═════ Supplied material ═════

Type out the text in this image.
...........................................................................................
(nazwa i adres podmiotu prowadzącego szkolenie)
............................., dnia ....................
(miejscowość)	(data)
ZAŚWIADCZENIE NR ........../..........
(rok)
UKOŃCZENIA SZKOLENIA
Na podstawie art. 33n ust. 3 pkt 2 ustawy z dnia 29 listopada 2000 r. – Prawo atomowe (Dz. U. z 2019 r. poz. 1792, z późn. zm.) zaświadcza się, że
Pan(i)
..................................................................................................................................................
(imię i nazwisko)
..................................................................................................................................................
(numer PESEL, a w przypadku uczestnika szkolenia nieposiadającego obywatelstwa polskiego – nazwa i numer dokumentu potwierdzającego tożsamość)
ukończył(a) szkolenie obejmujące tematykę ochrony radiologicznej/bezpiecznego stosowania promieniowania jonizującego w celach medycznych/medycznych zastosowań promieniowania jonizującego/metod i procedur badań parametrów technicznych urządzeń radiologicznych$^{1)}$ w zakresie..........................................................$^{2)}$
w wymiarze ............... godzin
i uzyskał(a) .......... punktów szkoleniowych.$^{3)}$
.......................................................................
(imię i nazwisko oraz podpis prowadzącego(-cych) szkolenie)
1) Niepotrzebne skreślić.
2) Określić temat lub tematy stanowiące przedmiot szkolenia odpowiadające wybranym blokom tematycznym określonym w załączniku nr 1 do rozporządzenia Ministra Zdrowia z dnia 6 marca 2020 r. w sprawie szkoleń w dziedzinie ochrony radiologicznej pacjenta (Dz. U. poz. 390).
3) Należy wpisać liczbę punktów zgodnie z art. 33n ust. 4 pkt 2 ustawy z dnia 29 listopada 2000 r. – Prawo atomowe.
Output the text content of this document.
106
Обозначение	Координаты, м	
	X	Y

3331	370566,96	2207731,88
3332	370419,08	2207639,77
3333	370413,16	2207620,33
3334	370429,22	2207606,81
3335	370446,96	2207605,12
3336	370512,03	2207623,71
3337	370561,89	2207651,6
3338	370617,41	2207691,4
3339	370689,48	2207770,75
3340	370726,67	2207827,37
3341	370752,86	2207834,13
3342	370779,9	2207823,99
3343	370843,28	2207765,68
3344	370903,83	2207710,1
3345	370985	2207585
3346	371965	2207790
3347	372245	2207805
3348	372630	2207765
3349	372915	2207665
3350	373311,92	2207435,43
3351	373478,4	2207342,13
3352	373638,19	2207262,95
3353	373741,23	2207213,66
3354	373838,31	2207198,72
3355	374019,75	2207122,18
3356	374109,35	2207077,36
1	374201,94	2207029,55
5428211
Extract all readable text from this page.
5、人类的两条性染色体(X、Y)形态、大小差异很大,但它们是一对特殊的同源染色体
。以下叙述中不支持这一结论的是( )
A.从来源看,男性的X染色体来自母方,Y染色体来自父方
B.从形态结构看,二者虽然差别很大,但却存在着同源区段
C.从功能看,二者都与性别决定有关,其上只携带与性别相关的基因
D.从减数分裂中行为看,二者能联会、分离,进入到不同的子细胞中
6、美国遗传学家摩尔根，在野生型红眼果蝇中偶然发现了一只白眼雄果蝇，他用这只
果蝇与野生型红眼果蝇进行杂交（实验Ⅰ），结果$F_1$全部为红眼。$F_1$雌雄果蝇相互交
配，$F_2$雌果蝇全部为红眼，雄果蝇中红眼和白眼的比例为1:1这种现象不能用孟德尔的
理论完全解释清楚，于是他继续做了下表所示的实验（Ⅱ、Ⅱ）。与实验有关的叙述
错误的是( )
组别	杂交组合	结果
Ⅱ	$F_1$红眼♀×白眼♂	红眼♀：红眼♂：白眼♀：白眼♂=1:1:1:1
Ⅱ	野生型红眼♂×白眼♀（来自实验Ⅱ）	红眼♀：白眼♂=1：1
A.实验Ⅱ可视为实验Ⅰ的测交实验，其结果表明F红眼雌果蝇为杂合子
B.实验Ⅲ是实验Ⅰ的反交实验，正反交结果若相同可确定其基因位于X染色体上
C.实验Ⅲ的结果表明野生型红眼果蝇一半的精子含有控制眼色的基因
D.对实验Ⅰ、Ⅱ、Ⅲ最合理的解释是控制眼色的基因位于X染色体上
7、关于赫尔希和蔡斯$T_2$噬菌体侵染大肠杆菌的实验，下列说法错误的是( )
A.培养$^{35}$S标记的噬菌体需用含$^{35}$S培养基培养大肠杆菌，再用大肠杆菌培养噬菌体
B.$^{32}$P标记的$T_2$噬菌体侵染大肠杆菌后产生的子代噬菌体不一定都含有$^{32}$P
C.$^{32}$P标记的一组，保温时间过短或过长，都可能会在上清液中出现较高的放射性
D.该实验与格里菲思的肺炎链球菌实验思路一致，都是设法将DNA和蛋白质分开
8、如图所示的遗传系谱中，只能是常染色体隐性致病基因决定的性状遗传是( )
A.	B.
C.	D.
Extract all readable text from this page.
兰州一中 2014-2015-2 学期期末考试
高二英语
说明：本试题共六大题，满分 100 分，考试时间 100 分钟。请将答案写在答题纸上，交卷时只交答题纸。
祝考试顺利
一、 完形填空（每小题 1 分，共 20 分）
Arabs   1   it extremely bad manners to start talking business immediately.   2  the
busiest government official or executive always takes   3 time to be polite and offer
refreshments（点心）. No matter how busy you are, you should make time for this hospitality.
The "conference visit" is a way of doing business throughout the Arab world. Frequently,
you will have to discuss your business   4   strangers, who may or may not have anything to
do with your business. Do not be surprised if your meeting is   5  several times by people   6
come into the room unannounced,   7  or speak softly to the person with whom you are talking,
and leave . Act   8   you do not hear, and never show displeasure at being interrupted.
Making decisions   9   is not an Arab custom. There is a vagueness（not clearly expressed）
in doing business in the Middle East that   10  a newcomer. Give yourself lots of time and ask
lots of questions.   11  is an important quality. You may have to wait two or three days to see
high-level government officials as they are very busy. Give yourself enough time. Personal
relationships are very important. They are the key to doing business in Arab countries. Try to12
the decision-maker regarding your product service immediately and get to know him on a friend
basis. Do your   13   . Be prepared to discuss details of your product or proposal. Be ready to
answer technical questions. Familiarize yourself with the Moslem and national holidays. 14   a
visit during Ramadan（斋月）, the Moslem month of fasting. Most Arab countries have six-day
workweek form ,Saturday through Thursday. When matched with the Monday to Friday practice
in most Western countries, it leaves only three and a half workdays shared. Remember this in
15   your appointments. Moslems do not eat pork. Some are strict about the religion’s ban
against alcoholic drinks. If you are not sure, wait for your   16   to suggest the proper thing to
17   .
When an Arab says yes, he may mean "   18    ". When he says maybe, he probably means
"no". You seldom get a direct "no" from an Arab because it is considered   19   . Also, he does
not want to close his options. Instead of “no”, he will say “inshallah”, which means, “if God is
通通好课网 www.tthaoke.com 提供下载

═════

Please repeat the listing exactly, with nothing left out.

Type out the text in this image.
...........................................................................................
(nazwa i adres podmiotu prowadzącego szkolenie)
............................., dnia ....................
(miejscowość)	(data)
ZAŚWIADCZENIE NR ........../..........
(rok)
UKOŃCZENIA SZKOLENIA
Na podstawie art. 33n ust. 3 pkt 2 ustawy z dnia 29 listopada 2000 r. – Prawo atomowe (Dz. U. z 2019 r. poz. 1792, z późn. zm.) zaświadcza się, że
Pan(i)
..................................................................................................................................................
(imię i nazwisko)
..................................................................................................................................................
(numer PESEL, a w przypadku uczestnika szkolenia nieposiadającego obywatelstwa polskiego – nazwa i numer dokumentu potwierdzającego tożsamość)
ukończył(a) szkolenie obejmujące tematykę ochrony radiologicznej/bezpiecznego stosowania promieniowania jonizującego w celach medycznych/medycznych zastosowań promieniowania jonizującego/metod i procedur badań parametrów technicznych urządzeń radiologicznych$^{1)}$ w zakresie..........................................................$^{2)}$
w wymiarze ............... godzin
i uzyskał(a) .......... punktów szkoleniowych.$^{3)}$
.......................................................................
(imię i nazwisko oraz podpis prowadzącego(-cych) szkolenie)
1) Niepotrzebne skreślić.
2) Określić temat lub tematy stanowiące przedmiot szkolenia odpowiadające wybranym blokom tematycznym określonym w załączniku nr 1 do rozporządzenia Ministra Zdrowia z dnia 6 marca 2020 r. w sprawie szkoleń w dziedzinie ochrony radiologicznej pacjenta (Dz. U. poz. 390).
3) Należy wpisać liczbę punktów zgodnie z art. 33n ust. 4 pkt 2 ustawy z dnia 29 listopada 2000 r. – Prawo atomowe.
Output the text content of this document.
106
Обозначение	Координаты, м	
	X	Y

3331	370566,96	2207731,88
3332	370419,08	2207639,77
3333	370413,16	2207620,33
3334	370429,22	2207606,81
3335	370446,96	2207605,12
3336	370512,03	2207623,71
3337	370561,89	2207651,6
3338	370617,41	2207691,4
3339	370689,48	2207770,75
3340	370726,67	2207827,37
3341	370752,86	2207834,13
3342	370779,9	2207823,99
3343	370843,28	2207765,68
3344	370903,83	2207710,1
3345	370985	2207585
3346	371965	2207790
3347	372245	2207805
3348	372630	2207765
3349	372915	2207665
3350	373311,92	2207435,43
3351	373478,4	2207342,13
3352	373638,19	2207262,95
3353	373741,23	2207213,66
3354	373838,31	2207198,72
3355	374019,75	2207122,18
3356	374109,35	2207077,36
1	374201,94	2207029,55
5428211
Extract all readable text from this page.
5、人类的两条性染色体(X、Y)形态、大小差异很大,但它们是一对特殊的同源染色体
。以下叙述中不支持这一结论的是( )
A.从来源看,男性的X染色体来自母方,Y染色体来自父方
B.从形态结构看,二者虽然差别很大,但却存在着同源区段
C.从功能看,二者都与性别决定有关,其上只携带与性别相关的基因
D.从减数分裂中行为看,二者能联会、分离,进入到不同的子细胞中
6、美国遗传学家摩尔根，在野生型红眼果蝇中偶然发现了一只白眼雄果蝇，他用这只
果蝇与野生型红眼果蝇进行杂交（实验Ⅰ），结果$F_1$全部为红眼。$F_1$雌雄果蝇相互交
配，$F_2$雌果蝇全部为红眼，雄果蝇中红眼和白眼的比例为1:1这种现象不能用孟德尔的
理论完全解释清楚，于是他继续做了下表所示的实验（Ⅱ、Ⅱ）。与实验有关的叙述
错误的是( )
组别	杂交组合	结果
Ⅱ	$F_1$红眼♀×白眼♂	红眼♀：红眼♂：白眼♀：白眼♂=1:1:1:1
Ⅱ	野生型红眼♂×白眼♀（来自实验Ⅱ）	红眼♀：白眼♂=1：1
A.实验Ⅱ可视为实验Ⅰ的测交实验，其结果表明F红眼雌果蝇为杂合子
B.实验Ⅲ是实验Ⅰ的反交实验，正反交结果若相同可确定其基因位于X染色体上
C.实验Ⅲ的结果表明野生型红眼果蝇一半的精子含有控制眼色的基因
D.对实验Ⅰ、Ⅱ、Ⅲ最合理的解释是控制眼色的基因位于X染色体上
7、关于赫尔希和蔡斯$T_2$噬菌体侵染大肠杆菌的实验，下列说法错误的是( )
A.培养$^{35}$S标记的噬菌体需用含$^{35}$S培养基培养大肠杆菌，再用大肠杆菌培养噬菌体
B.$^{32}$P标记的$T_2$噬菌体侵染大肠杆菌后产生的子代噬菌体不一定都含有$^{32}$P
C.$^{32}$P标记的一组，保温时间过短或过长，都可能会在上清液中出现较高的放射性
D.该实验与格里菲思的肺炎链球菌实验思路一致，都是设法将DNA和蛋白质分开
8、如图所示的遗传系谱中，只能是常染色体隐性致病基因决定的性状遗传是( )
A.	B.
C.	D.
Extract all readable text from this page.
兰州一中 2014-2015-2 学期期末考试
高二英语
说明：本试题共六大题，满分 100 分，考试时间 100 分钟。请将答案写在答题纸上，交卷时只交答题纸。
祝考试顺利
一、 完形填空（每小题 1 分，共 20 分）
Arabs   1   it extremely bad manners to start talking business immediately.   2  the
busiest government official or executive always takes   3 time to be polite and offer
refreshments（点心）. No matter how busy you are, you should make time for this hospitality.
The "conference visit" is a way of doing business throughout the Arab world. Frequently,
you will have to discuss your business   4   strangers, who may or may not have anything to
do with your business. Do not be surprised if your meeting is   5  several times by people   6
come into the room unannounced,   7  or speak softly to the person with whom you are talking,
and leave . Act   8   you do not hear, and never show displeasure at being interrupted.
Making decisions   9   is not an Arab custom. There is a vagueness（not clearly expressed）
in doing business in the Middle East that   10  a newcomer. Give yourself lots of time and ask
lots of questions.   11  is an important quality. You may have to wait two or three days to see
high-level government officials as they are very busy. Give yourself enough time. Personal
relationships are very important. They are the key to doing business in Arab countries. Try to12
the decision-maker regarding your product service immediately and get to know him on a friend
basis. Do your   13   . Be prepared to discuss details of your product or proposal. Be ready to
answer technical questions. Familiarize yourself with the Moslem and national holidays. 14   a
visit during Ramadan（斋月）, the Moslem month of fasting. Most Arab countries have six-day
workweek form ,Saturday through Thursday. When matched with the Monday to Friday practice
in most Western countries, it leaves only three and a half workdays shared. Remember this in
15   your appointments. Moslems do not eat pork. Some are strict about the religion’s ban
against alcoholic drinks. If you are not sure, wait for your   16   to suggest the proper thing to
17   .
When an Arab says yes, he may mean "   18    ". When he says maybe, he probably means
"no". You seldom get a direct "no" from an Arab because it is considered   19   . Also, he does
not want to close his options. Instead of “no”, he will say “inshallah”, which means, “if God is
通通好课网 www.tthaoke.com 提供下载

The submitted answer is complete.